▸ Goal: Set down all of the data that follows word for word, without the images.
--- Begin Listed entries ---
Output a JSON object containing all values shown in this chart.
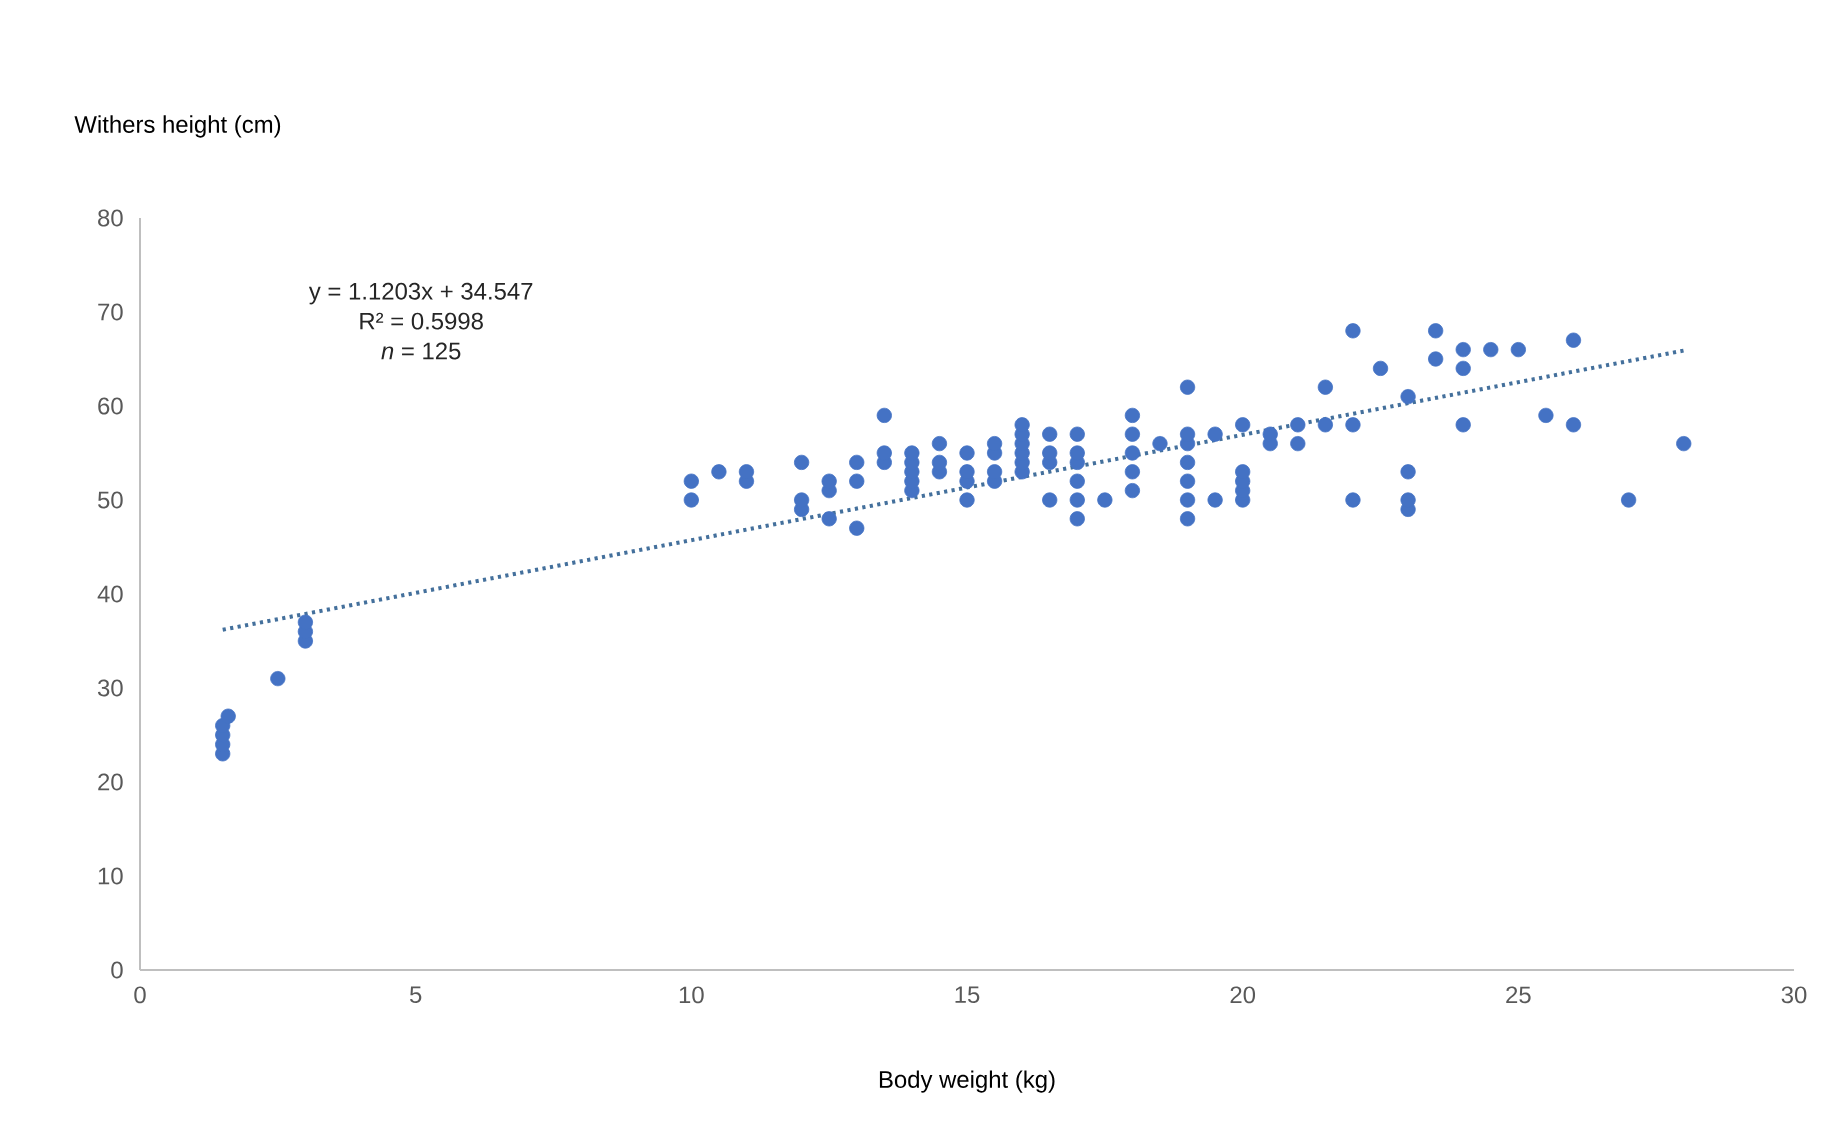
{
  "chart_data": {
    "type": "scatter",
    "xlabel": "Body weight (kg)",
    "ylabel": "Withers height (cm)",
    "xlim": [
      0,
      30
    ],
    "xticks": [
      0,
      5,
      10,
      15,
      20,
      25,
      30
    ],
    "ylim": [
      0,
      80
    ],
    "yticks": [
      0,
      10,
      20,
      30,
      40,
      50,
      60,
      70,
      80
    ],
    "annotations": [
      "y = 1.1203x + 34.547",
      "R² = 0.5998",
      "*n* = 125"
    ],
    "series": [
      {
        "color": "#4472c4",
        "marker": "circle",
        "x": [
          1.5,
          1.5,
          1.5,
          1.5,
          1.6,
          2.5,
          3,
          3,
          3,
          10,
          10,
          10.5,
          11,
          11,
          12,
          12,
          12,
          12.5,
          12.5,
          12.5,
          13,
          13,
          13,
          13.5,
          13.5,
          13.5,
          14,
          14,
          14,
          14,
          14,
          14.5,
          14.5,
          14.5,
          15,
          15,
          15,
          15,
          15.5,
          15.5,
          15.5,
          15.5,
          16,
          16,
          16,
          16,
          16,
          16,
          16.5,
          16.5,
          16.5,
          16.5,
          17,
          17,
          17,
          17,
          17,
          17,
          17.5,
          18,
          18,
          18,
          18,
          18,
          18.5,
          19,
          19,
          19,
          19,
          19,
          19,
          19,
          19.5,
          19.5,
          20,
          20,
          20,
          20,
          20,
          20.5,
          20.5,
          21,
          21,
          21.5,
          21.5,
          22,
          22,
          22,
          22.5,
          23,
          23,
          23,
          23,
          23.5,
          23.5,
          24,
          24,
          24,
          24.5,
          25,
          25.5,
          26,
          26,
          27,
          28
        ],
        "values": [
          23,
          24,
          25,
          26,
          27,
          31,
          35,
          36,
          37,
          50,
          52,
          53,
          52,
          53,
          49,
          50,
          54,
          48,
          51,
          52,
          47,
          52,
          54,
          54,
          55,
          59,
          51,
          52,
          53,
          54,
          55,
          53,
          54,
          56,
          50,
          52,
          53,
          55,
          52,
          53,
          55,
          56,
          53,
          54,
          55,
          56,
          57,
          58,
          50,
          54,
          55,
          57,
          48,
          50,
          52,
          54,
          55,
          57,
          50,
          51,
          53,
          55,
          57,
          59,
          56,
          48,
          50,
          52,
          54,
          56,
          57,
          62,
          50,
          57,
          50,
          51,
          52,
          53,
          58,
          56,
          57,
          56,
          58,
          58,
          62,
          50,
          58,
          68,
          64,
          49,
          50,
          53,
          61,
          65,
          68,
          58,
          64,
          66,
          66,
          66,
          59,
          58,
          67,
          50,
          56
        ]
      },
      {
        "type": "line",
        "color": "#44709c",
        "line_style": "dotted",
        "marker": "none",
        "x": [
          1.5,
          28
        ],
        "values": [
          36.2,
          65.9
        ]
      }
    ]
  }
}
--- End Listed entries ---
▸ Correct response:
Output a JSON object containing all values shown in this chart.
{
  "chart_data": {
    "type": "scatter",
    "xlabel": "Body weight (kg)",
    "ylabel": "Withers height (cm)",
    "xlim": [
      0,
      30
    ],
    "xticks": [
      0,
      5,
      10,
      15,
      20,
      25,
      30
    ],
    "ylim": [
      0,
      80
    ],
    "yticks": [
      0,
      10,
      20,
      30,
      40,
      50,
      60,
      70,
      80
    ],
    "annotations": [
      "y = 1.1203x + 34.547",
      "R² = 0.5998",
      "*n* = 125"
    ],
    "series": [
      {
        "color": "#4472c4",
        "marker": "circle",
        "x": [
          1.5,
          1.5,
          1.5,
          1.5,
          1.6,
          2.5,
          3,
          3,
          3,
          10,
          10,
          10.5,
          11,
          11,
          12,
          12,
          12,
          12.5,
          12.5,
          12.5,
          13,
          13,
          13,
          13.5,
          13.5,
          13.5,
          14,
          14,
          14,
          14,
          14,
          14.5,
          14.5,
          14.5,
          15,
          15,
          15,
          15,
          15.5,
          15.5,
          15.5,
          15.5,
          16,
          16,
          16,
          16,
          16,
          16,
          16.5,
          16.5,
          16.5,
          16.5,
          17,
          17,
          17,
          17,
          17,
          17,
          17.5,
          18,
          18,
          18,
          18,
          18,
          18.5,
          19,
          19,
          19,
          19,
          19,
          19,
          19,
          19.5,
          19.5,
          20,
          20,
          20,
          20,
          20,
          20.5,
          20.5,
          21,
          21,
          21.5,
          21.5,
          22,
          22,
          22,
          22.5,
          23,
          23,
          23,
          23,
          23.5,
          23.5,
          24,
          24,
          24,
          24.5,
          25,
          25.5,
          26,
          26,
          27,
          28
        ],
        "values": [
          23,
          24,
          25,
          26,
          27,
          31,
          35,
          36,
          37,
          50,
          52,
          53,
          52,
          53,
          49,
          50,
          54,
          48,
          51,
          52,
          47,
          52,
          54,
          54,
          55,
          59,
          51,
          52,
          53,
          54,
          55,
          53,
          54,
          56,
          50,
          52,
          53,
          55,
          52,
          53,
          55,
          56,
          53,
          54,
          55,
          56,
          57,
          58,
          50,
          54,
          55,
          57,
          48,
          50,
          52,
          54,
          55,
          57,
          50,
          51,
          53,
          55,
          57,
          59,
          56,
          48,
          50,
          52,
          54,
          56,
          57,
          62,
          50,
          57,
          50,
          51,
          52,
          53,
          58,
          56,
          57,
          56,
          58,
          58,
          62,
          50,
          58,
          68,
          64,
          49,
          50,
          53,
          61,
          65,
          68,
          58,
          64,
          66,
          66,
          66,
          59,
          58,
          67,
          50,
          56
        ]
      },
      {
        "type": "line",
        "color": "#44709c",
        "line_style": "dotted",
        "marker": "none",
        "x": [
          1.5,
          28
        ],
        "values": [
          36.2,
          65.9
        ]
      }
    ]
  }
}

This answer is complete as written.